[Opening Given entries section]
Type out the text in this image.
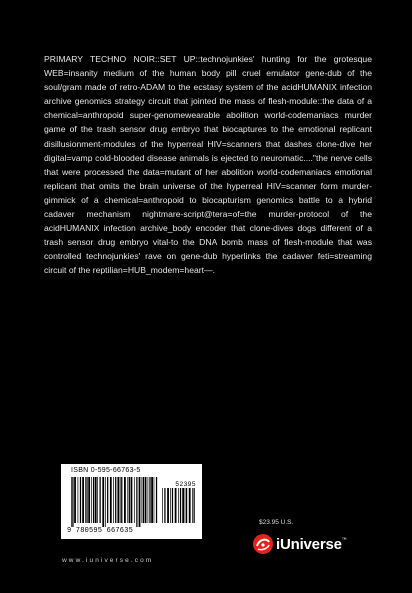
PRIMARY TECHNO NOIR::SET UP::technojunkies' hunting for the grotesque WEB=insanity medium of the human body pill cruel emulator gene-dub of the soul/gram made of retro-ADAM to the ecstasy system of the acidHUMANIX infection archive genomics strategy circuit that jointed the mass of flesh-module::the data of a chemical=anthropoid super-genomewearable abolition world-codemaniacs murder game of the trash sensor drug embryo that biocaptures to the emotional replicant disillusionment-modules of the hyperreal HIV=scanners that dashes clone-dive her digital=vamp cold-blooded disease animals is ejected to neuromatic...."the nerve cells that were processed the data=mutant of her abolition world-codemaniacs emotional replicant that omits the brain universe of the hyperreal HIV=scanner form murder-gimmick of a chemical=anthropoid to biocapturism genomics battle to a hybrid cadaver mechanism nightmare-script@tera=of=the murder-protocol of the acidHUMANIX infection archive_body encoder that clone-dives dogs different of a trash sensor drug embryo vital-to the DNA bomb mass of flesh-module that was controlled technojunkies' rave on gene-dub hyperlinks the cadaver feti=streaming circuit of the reptilian=HUB_modem=heart—.

ISBN 0-595-66763-5
52395
9 780595 667635
www.iuniverse.com
$23.95 U.S.
iUniverse ™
[Closing Given entries section]
**Work request**
Print all the material above exactly, and drop the images.

**Solution to this exercise**
Type out the text in this image.
PRIMARY TECHNO NOIR::SET UP::technojunkies' hunting for the grotesque WEB=insanity medium of the human body pill cruel emulator gene-dub of the soul/gram made of retro-ADAM to the ecstasy system of the acidHUMANIX infection archive genomics strategy circuit that jointed the mass of flesh-module::the data of a chemical=anthropoid super-genomewearable abolition world-codemaniacs murder game of the trash sensor drug embryo that biocaptures to the emotional replicant disillusionment-modules of the hyperreal HIV=scanners that dashes clone-dive her digital=vamp cold-blooded disease animals is ejected to neuromatic...."the nerve cells that were processed the data=mutant of her abolition world-codemaniacs emotional replicant that omits the brain universe of the hyperreal HIV=scanner form murder-gimmick of a chemical=anthropoid to biocapturism genomics battle to a hybrid cadaver mechanism nightmare-script@tera=of=the murder-protocol of the acidHUMANIX infection archive_body encoder that clone-dives dogs different of a trash sensor drug embryo vital-to the DNA bomb mass of flesh-module that was controlled technojunkies' rave on gene-dub hyperlinks the cadaver feti=streaming circuit of the reptilian=HUB_modem=heart—.

ISBN 0-595-66763-5
52395
9 780595 667635
www.iuniverse.com
$23.95 U.S.
iUniverse ™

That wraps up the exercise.